#### ITEMS ####

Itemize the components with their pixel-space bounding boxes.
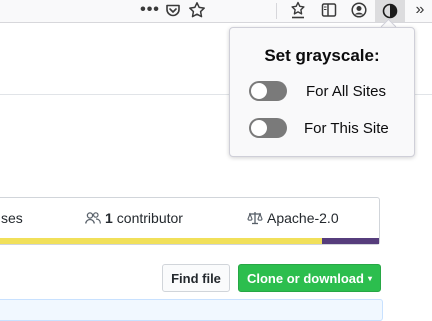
- browser-toolbar: ••• »: [0, 0, 432, 23]
- toggle-this-site[interactable]: [249, 118, 287, 138]
- people-icon: [85, 212, 101, 224]
- grayscale-extension-icon[interactable]: [375, 0, 405, 22]
- language-segment-primary: [0, 238, 322, 244]
- language-segment-secondary: [321, 238, 379, 244]
- more-actions-icon[interactable]: •••: [140, 1, 160, 19]
- contributors-link[interactable]: 1 contributor: [85, 210, 183, 226]
- contributors-count: 1: [105, 210, 113, 226]
- option-all-sites-label: For All Sites: [306, 82, 387, 100]
- caret-down-icon: ▾: [367, 273, 372, 283]
- account-icon[interactable]: [350, 1, 368, 19]
- popup-title: Set grayscale:: [264, 46, 380, 65]
- toggle-all-sites[interactable]: [249, 81, 287, 101]
- licenses-fragment[interactable]: ses: [1, 210, 23, 226]
- option-this-site-label: For This Site: [304, 119, 389, 137]
- reading-list-star-icon[interactable]: [289, 1, 307, 19]
- bookmark-star-icon[interactable]: [187, 1, 207, 19]
- contributors-label: contributor: [116, 210, 183, 226]
- license-name: Apache-2.0: [267, 210, 339, 226]
- repo-stats-bar: ses 1 contributor Apache-2.0: [0, 197, 380, 245]
- license-link[interactable]: Apache-2.0: [247, 210, 339, 226]
- law-scale-icon: [247, 212, 263, 225]
- library-icon[interactable]: [320, 1, 338, 19]
- find-file-button[interactable]: Find file: [162, 264, 230, 292]
- toggle-knob: [251, 83, 267, 99]
- language-bar[interactable]: [0, 238, 379, 244]
- licenses-fragment-text: ses: [1, 210, 23, 226]
- overflow-chevron-icon[interactable]: »: [410, 1, 430, 19]
- find-file-label: Find file: [171, 270, 221, 286]
- grayscale-popup: Set grayscale: For All Sites For This Si…: [229, 27, 415, 157]
- pocket-icon[interactable]: [164, 1, 182, 19]
- clone-label: Clone or download: [246, 270, 364, 286]
- info-flash-box: [0, 299, 383, 321]
- toolbar-separator: [276, 3, 277, 19]
- clone-or-download-button[interactable]: Clone or download ▾: [238, 264, 381, 292]
- toggle-knob: [251, 120, 267, 136]
- option-this-site: For This Site: [249, 117, 389, 139]
- option-all-sites: For All Sites: [249, 80, 386, 102]
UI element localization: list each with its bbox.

####

■ BRIEF
Retype the material above line for line, leaving out the picture.

■ EXERCISE RESULT
Itemize the components with their pixel-space bounding boxes.
- browser-toolbar: ••• »: [0, 0, 432, 23]
- toggle-this-site[interactable]: [249, 118, 287, 138]
- people-icon: [85, 212, 101, 224]
- grayscale-extension-icon[interactable]: [375, 0, 405, 22]
- language-segment-primary: [0, 238, 322, 244]
- language-segment-secondary: [321, 238, 379, 244]
- more-actions-icon[interactable]: •••: [140, 1, 160, 19]
- contributors-link[interactable]: 1 contributor: [85, 210, 183, 226]
- contributors-count: 1: [105, 210, 113, 226]
- option-all-sites-label: For All Sites: [306, 82, 387, 100]
- caret-down-icon: ▾: [367, 273, 372, 283]
- account-icon[interactable]: [350, 1, 368, 19]
- popup-title: Set grayscale:: [264, 46, 380, 65]
- toggle-all-sites[interactable]: [249, 81, 287, 101]
- licenses-fragment[interactable]: ses: [1, 210, 23, 226]
- option-this-site-label: For This Site: [304, 119, 389, 137]
- reading-list-star-icon[interactable]: [289, 1, 307, 19]
- bookmark-star-icon[interactable]: [187, 1, 207, 19]
- contributors-label: contributor: [116, 210, 183, 226]
- license-name: Apache-2.0: [267, 210, 339, 226]
- repo-stats-bar: ses 1 contributor Apache-2.0: [0, 197, 380, 245]
- license-link[interactable]: Apache-2.0: [247, 210, 339, 226]
- law-scale-icon: [247, 212, 263, 225]
- library-icon[interactable]: [320, 1, 338, 19]
- find-file-button[interactable]: Find file: [162, 264, 230, 292]
- toggle-knob: [251, 83, 267, 99]
- language-bar[interactable]: [0, 238, 379, 244]
- licenses-fragment-text: ses: [1, 210, 23, 226]
- overflow-chevron-icon[interactable]: »: [410, 1, 430, 19]
- find-file-label: Find file: [171, 270, 221, 286]
- grayscale-popup: Set grayscale: For All Sites For This Si…: [229, 27, 415, 157]
- pocket-icon[interactable]: [164, 1, 182, 19]
- clone-label: Clone or download: [246, 270, 364, 286]
- info-flash-box: [0, 299, 383, 321]
- toolbar-separator: [276, 3, 277, 19]
- clone-or-download-button[interactable]: Clone or download ▾: [238, 264, 381, 292]
- toggle-knob: [251, 120, 267, 136]
- option-this-site: For This Site: [249, 117, 389, 139]
- option-all-sites: For All Sites: [249, 80, 386, 102]
UI element localization: list each with its bbox.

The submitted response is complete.